Stated problem: Repeat, exactly and completely, the entries shown underneath.

________________________

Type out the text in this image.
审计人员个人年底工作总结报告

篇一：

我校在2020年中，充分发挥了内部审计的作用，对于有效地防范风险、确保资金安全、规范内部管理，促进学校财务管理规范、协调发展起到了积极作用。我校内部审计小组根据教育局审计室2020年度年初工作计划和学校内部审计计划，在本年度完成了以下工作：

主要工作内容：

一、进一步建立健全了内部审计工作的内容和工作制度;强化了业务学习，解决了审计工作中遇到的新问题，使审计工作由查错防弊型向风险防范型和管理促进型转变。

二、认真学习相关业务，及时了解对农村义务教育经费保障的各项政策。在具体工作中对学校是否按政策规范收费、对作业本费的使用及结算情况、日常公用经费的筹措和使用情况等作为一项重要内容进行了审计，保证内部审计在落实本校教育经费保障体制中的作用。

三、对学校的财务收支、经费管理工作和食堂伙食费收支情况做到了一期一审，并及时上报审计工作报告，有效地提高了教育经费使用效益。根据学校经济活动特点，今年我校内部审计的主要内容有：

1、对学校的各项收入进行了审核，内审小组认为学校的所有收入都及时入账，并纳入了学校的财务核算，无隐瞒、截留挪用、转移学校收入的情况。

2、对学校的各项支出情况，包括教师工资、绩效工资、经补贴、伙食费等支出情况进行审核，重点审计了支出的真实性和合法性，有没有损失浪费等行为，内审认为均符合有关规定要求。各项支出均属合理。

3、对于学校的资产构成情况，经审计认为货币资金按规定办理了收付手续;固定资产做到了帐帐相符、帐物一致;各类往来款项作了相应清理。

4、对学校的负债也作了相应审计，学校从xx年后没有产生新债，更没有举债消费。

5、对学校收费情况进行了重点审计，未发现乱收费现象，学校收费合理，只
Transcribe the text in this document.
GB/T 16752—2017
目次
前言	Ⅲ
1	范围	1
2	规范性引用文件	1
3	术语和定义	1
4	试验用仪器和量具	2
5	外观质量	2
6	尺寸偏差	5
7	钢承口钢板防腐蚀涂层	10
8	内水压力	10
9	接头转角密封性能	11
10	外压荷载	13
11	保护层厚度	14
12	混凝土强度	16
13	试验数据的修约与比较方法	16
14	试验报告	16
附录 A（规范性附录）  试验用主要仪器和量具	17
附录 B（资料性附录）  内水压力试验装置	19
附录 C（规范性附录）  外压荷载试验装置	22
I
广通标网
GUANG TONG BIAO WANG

________________________

Final result:
Type out the text in this image.
审计人员个人年底工作总结报告

篇一：

我校在2020年中，充分发挥了内部审计的作用，对于有效地防范风险、确保资金安全、规范内部管理，促进学校财务管理规范、协调发展起到了积极作用。我校内部审计小组根据教育局审计室2020年度年初工作计划和学校内部审计计划，在本年度完成了以下工作：

主要工作内容：

一、进一步建立健全了内部审计工作的内容和工作制度;强化了业务学习，解决了审计工作中遇到的新问题，使审计工作由查错防弊型向风险防范型和管理促进型转变。

二、认真学习相关业务，及时了解对农村义务教育经费保障的各项政策。在具体工作中对学校是否按政策规范收费、对作业本费的使用及结算情况、日常公用经费的筹措和使用情况等作为一项重要内容进行了审计，保证内部审计在落实本校教育经费保障体制中的作用。

三、对学校的财务收支、经费管理工作和食堂伙食费收支情况做到了一期一审，并及时上报审计工作报告，有效地提高了教育经费使用效益。根据学校经济活动特点，今年我校内部审计的主要内容有：

1、对学校的各项收入进行了审核，内审小组认为学校的所有收入都及时入账，并纳入了学校的财务核算，无隐瞒、截留挪用、转移学校收入的情况。

2、对学校的各项支出情况，包括教师工资、绩效工资、经补贴、伙食费等支出情况进行审核，重点审计了支出的真实性和合法性，有没有损失浪费等行为，内审认为均符合有关规定要求。各项支出均属合理。

3、对于学校的资产构成情况，经审计认为货币资金按规定办理了收付手续;固定资产做到了帐帐相符、帐物一致;各类往来款项作了相应清理。

4、对学校的负债也作了相应审计，学校从xx年后没有产生新债，更没有举债消费。

5、对学校收费情况进行了重点审计，未发现乱收费现象，学校收费合理，只
Transcribe the text in this document.
GB/T 16752—2017
目次
前言	Ⅲ
1	范围	1
2	规范性引用文件	1
3	术语和定义	1
4	试验用仪器和量具	2
5	外观质量	2
6	尺寸偏差	5
7	钢承口钢板防腐蚀涂层	10
8	内水压力	10
9	接头转角密封性能	11
10	外压荷载	13
11	保护层厚度	14
12	混凝土强度	16
13	试验数据的修约与比较方法	16
14	试验报告	16
附录 A（规范性附录）  试验用主要仪器和量具	17
附录 B（资料性附录）  内水压力试验装置	19
附录 C（规范性附录）  外压荷载试验装置	22
I
广通标网
GUANG TONG BIAO WANG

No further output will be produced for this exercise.